EXERCISE BRIEF:
Go through each line of the records below and count those with the word "histSST"; give only the total.
━━ EXTRACTED DATA
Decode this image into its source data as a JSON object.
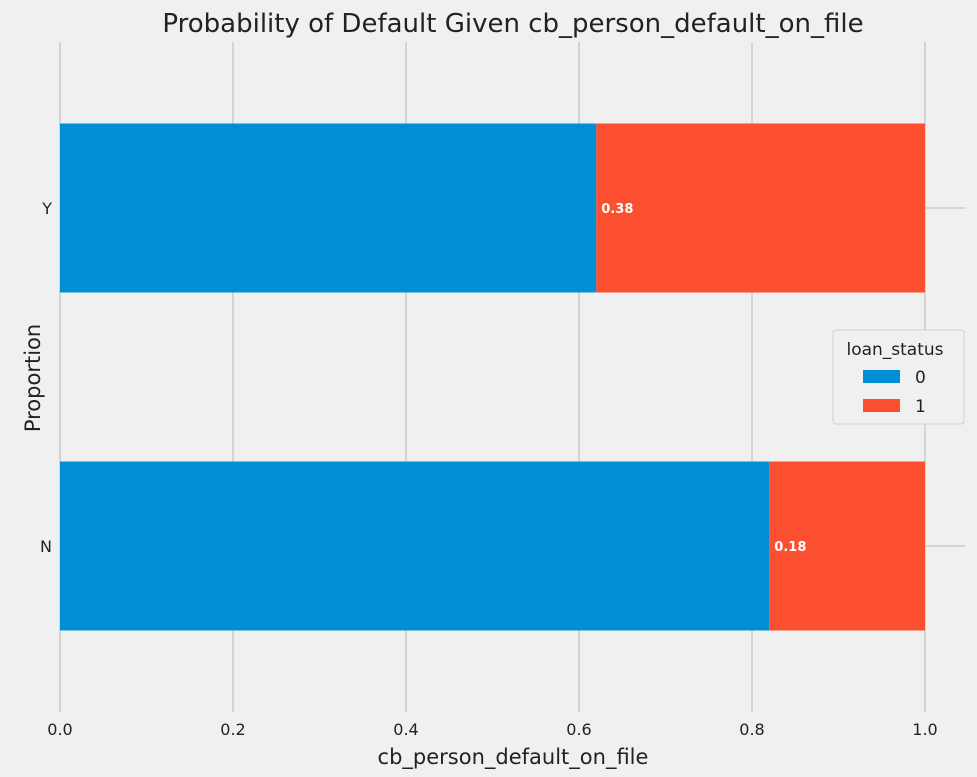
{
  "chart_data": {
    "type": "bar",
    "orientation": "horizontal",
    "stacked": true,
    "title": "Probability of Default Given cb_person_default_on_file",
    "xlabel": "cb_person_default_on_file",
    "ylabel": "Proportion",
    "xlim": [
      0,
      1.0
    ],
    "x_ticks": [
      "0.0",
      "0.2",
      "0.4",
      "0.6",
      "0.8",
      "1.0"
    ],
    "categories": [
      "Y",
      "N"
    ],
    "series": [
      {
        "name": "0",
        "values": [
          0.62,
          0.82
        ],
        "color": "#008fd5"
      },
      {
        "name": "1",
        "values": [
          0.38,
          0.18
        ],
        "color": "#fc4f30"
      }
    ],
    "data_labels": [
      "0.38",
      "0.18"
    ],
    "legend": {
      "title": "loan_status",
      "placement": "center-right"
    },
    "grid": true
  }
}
━━━━
━━ EXTRACTED DATA
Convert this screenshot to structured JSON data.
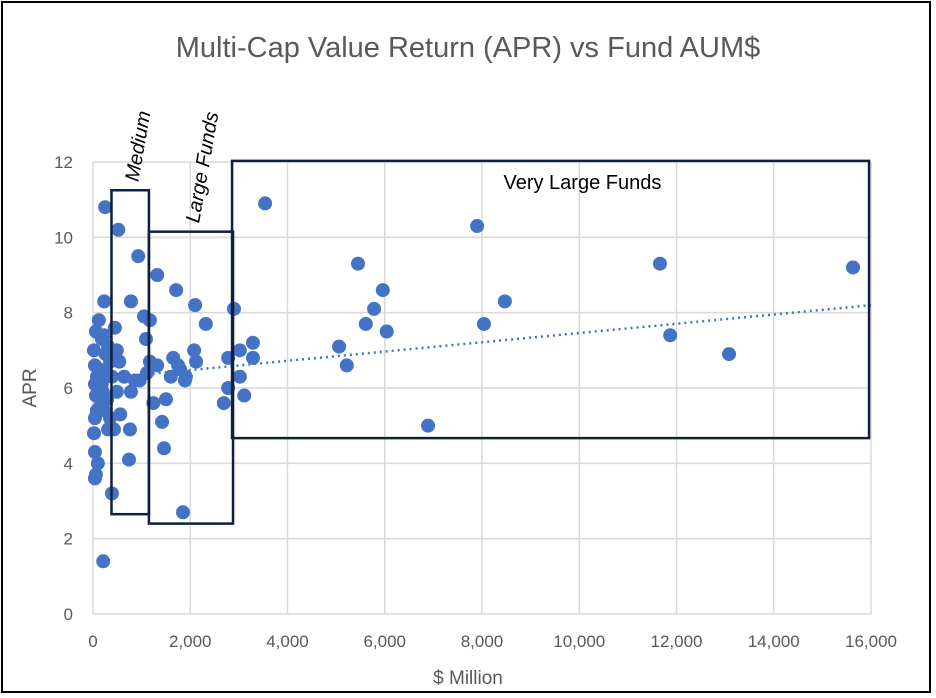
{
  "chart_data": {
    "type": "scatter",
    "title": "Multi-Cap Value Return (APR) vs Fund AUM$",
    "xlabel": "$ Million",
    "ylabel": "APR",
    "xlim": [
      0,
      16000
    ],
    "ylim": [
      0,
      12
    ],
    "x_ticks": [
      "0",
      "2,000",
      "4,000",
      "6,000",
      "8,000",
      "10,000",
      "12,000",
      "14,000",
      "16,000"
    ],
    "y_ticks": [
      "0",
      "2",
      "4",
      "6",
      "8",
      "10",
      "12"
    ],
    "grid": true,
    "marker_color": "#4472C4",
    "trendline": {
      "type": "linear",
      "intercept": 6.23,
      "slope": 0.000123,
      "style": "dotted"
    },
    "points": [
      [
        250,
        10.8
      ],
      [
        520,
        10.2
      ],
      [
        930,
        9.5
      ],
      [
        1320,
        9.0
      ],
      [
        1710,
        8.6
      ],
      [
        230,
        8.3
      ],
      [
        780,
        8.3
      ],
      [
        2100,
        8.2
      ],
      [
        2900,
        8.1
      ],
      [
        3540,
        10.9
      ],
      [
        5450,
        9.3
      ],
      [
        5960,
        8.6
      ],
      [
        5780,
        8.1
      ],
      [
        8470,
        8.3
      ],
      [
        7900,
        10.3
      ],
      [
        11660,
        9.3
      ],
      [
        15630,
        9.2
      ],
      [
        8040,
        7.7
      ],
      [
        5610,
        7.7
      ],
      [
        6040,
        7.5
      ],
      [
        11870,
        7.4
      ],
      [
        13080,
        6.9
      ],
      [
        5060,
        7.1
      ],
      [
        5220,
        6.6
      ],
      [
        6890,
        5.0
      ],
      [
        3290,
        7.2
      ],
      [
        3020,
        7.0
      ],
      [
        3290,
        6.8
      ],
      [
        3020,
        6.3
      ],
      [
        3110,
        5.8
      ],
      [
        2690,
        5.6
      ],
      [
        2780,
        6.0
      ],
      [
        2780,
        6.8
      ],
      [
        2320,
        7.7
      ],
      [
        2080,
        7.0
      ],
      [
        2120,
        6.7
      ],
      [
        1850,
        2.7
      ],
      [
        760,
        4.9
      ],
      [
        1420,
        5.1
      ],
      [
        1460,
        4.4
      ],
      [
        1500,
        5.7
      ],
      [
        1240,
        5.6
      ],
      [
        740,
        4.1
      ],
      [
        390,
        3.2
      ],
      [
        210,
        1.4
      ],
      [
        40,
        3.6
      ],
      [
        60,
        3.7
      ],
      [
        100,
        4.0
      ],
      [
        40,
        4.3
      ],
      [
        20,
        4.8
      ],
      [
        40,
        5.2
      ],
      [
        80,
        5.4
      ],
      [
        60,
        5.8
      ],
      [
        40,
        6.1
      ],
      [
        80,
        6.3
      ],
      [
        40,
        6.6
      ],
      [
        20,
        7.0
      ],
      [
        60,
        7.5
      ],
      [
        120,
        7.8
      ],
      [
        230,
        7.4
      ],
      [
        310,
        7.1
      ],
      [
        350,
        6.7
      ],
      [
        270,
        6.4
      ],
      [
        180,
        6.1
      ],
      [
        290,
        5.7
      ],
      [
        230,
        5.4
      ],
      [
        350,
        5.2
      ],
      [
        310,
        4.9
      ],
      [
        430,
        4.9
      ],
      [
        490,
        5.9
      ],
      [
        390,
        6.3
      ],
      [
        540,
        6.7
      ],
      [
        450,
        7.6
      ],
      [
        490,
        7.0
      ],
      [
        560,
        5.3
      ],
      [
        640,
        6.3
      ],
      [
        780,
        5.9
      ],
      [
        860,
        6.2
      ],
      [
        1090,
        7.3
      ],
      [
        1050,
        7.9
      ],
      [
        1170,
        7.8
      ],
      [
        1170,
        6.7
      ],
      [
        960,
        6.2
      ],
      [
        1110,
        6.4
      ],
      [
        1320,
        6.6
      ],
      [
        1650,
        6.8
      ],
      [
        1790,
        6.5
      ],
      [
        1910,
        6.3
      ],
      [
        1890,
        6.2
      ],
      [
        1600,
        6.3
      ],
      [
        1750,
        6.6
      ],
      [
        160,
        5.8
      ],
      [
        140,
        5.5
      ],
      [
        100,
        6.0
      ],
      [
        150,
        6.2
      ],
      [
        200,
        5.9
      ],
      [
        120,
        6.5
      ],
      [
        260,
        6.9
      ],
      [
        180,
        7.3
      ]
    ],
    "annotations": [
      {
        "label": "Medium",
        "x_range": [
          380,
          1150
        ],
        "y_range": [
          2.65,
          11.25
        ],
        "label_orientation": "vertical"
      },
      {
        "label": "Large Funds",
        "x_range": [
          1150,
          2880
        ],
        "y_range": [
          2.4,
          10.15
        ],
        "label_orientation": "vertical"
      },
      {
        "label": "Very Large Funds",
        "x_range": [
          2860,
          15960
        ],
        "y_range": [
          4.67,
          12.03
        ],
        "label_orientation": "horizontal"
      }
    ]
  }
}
━━━━
━━ EXTRACTED DATA
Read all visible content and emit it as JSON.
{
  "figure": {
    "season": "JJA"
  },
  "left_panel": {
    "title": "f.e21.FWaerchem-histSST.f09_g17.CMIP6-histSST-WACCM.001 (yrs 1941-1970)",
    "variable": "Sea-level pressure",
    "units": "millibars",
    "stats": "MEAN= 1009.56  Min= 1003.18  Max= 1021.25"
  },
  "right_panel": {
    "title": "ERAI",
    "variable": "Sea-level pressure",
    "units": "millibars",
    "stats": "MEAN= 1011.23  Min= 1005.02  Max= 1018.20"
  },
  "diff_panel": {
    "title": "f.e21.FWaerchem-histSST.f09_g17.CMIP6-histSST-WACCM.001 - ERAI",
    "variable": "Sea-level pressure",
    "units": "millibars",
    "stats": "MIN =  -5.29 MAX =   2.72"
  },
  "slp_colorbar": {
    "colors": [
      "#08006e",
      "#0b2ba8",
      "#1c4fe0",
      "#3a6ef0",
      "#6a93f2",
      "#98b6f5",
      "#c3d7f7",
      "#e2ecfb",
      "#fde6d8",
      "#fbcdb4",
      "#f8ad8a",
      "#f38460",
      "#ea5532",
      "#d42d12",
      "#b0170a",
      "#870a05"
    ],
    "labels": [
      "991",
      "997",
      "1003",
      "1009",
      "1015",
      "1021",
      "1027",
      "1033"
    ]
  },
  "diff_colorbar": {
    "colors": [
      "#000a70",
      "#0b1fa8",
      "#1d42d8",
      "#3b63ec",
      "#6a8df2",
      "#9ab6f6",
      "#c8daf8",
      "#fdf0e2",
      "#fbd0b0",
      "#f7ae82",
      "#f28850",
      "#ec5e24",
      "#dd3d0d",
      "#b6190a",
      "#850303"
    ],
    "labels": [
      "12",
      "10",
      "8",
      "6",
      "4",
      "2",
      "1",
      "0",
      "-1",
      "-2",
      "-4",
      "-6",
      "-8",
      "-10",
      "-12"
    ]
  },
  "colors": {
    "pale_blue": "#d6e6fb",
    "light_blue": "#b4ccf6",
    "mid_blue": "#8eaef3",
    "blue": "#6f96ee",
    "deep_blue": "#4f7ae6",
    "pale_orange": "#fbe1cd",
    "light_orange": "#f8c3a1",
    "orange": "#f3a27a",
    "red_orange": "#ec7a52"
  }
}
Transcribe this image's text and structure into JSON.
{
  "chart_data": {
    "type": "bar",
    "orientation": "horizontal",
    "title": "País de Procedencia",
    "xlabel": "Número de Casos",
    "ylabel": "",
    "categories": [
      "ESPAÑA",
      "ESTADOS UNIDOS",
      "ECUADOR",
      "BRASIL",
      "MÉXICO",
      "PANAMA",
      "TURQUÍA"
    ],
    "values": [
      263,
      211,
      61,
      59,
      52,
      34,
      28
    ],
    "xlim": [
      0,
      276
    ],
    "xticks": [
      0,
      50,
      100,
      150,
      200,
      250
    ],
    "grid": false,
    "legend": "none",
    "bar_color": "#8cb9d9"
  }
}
━━━━
FULL RESPONSE:
2